▶ [Given problem]:
Copy out all lines that hold "агентства".
+++ Provided data +++
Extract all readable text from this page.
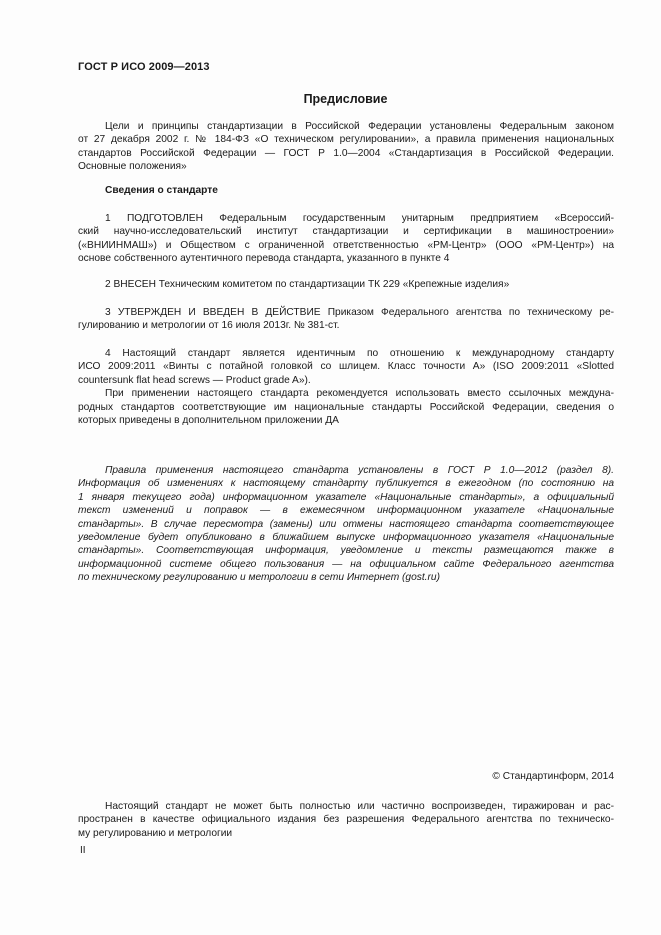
ГОСТ Р ИСО 2009—2013
Предисловие
Цели и принципы стандартизации в Российской Федерации установлены Федеральным законом
от 27 декабря 2002 г. № 184-ФЗ «О техническом регулировании», а правила применения национальных
стандартов Российской Федерации — ГОСТ Р 1.0—2004 «Стандартизация в Российской Федерации.
Основные положения»
Сведения о стандарте
1 ПОДГОТОВЛЕН Федеральным государственным унитарным предприятием «Всероссий-
ский научно-исследовательский институт стандартизации и сертификации в машиностроении»
(«ВНИИНМАШ») и Обществом с ограниченной ответственностью «РМ-Центр» (ООО «РМ-Центр») на
основе собственного аутентичного перевода стандарта, указанного в пункте 4
2 ВНЕСЕН Техническим комитетом по стандартизации ТК 229 «Крепежные изделия»
3 УТВЕРЖДЕН И ВВЕДЕН В ДЕЙСТВИЕ Приказом Федерального агентства по техническому ре-
гулированию и метрологии от 16 июля 2013г. № 381-ст.
4 Настоящий стандарт является идентичным по отношению к международному стандарту
ИСО 2009:2011 «Винты с потайной головкой со шлицем. Класс точности А» (ISO 2009:2011 «Slotted
countersunk flat head screws — Product grade A»).
При применении настоящего стандарта рекомендуется использовать вместо ссылочных междуна-
родных стандартов соответствующие им национальные стандарты Российской Федерации, сведения о
которых приведены в дополнительном приложении ДА
Правила применения настоящего стандарта установлены в ГОСТ Р 1.0—2012 (раздел 8).
Информация об изменениях к настоящему стандарту публикуется в ежегодном (по состоянию на
1 января текущего года) информационном указателе «Национальные стандарты», а официальный
текст изменений и поправок — в ежемесячном информационном указателе «Национальные
стандарты». В случае пересмотра (замены) или отмены настоящего стандарта соответствующее
уведомление будет опубликовано в ближайшем выпуске информационного указателя «Национальные
стандарты». Соответствующая информация, уведомление и тексты размещаются также в
информационной системе общего пользования — на официальном сайте Федерального агентства
по техническому регулированию и метрологии в сети Интернет (gost.ru)
© Стандартинформ, 2014
Настоящий стандарт не может быть полностью или частично воспроизведен, тиражирован и рас-
пространен в качестве официального издания без разрешения Федерального агентства по техническо-
му регулированию и метрологии
II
+++
▶ [Answer below]:
3 УТВЕРЖДЕН И ВВЕДЕН В ДЕЙСТВИЕ Приказом Федерального агентства по техническому ре-
информационной системе общего пользования — на официальном сайте Федерального агентства
пространен в качестве официального издания без разрешения Федерального агентства по техническо-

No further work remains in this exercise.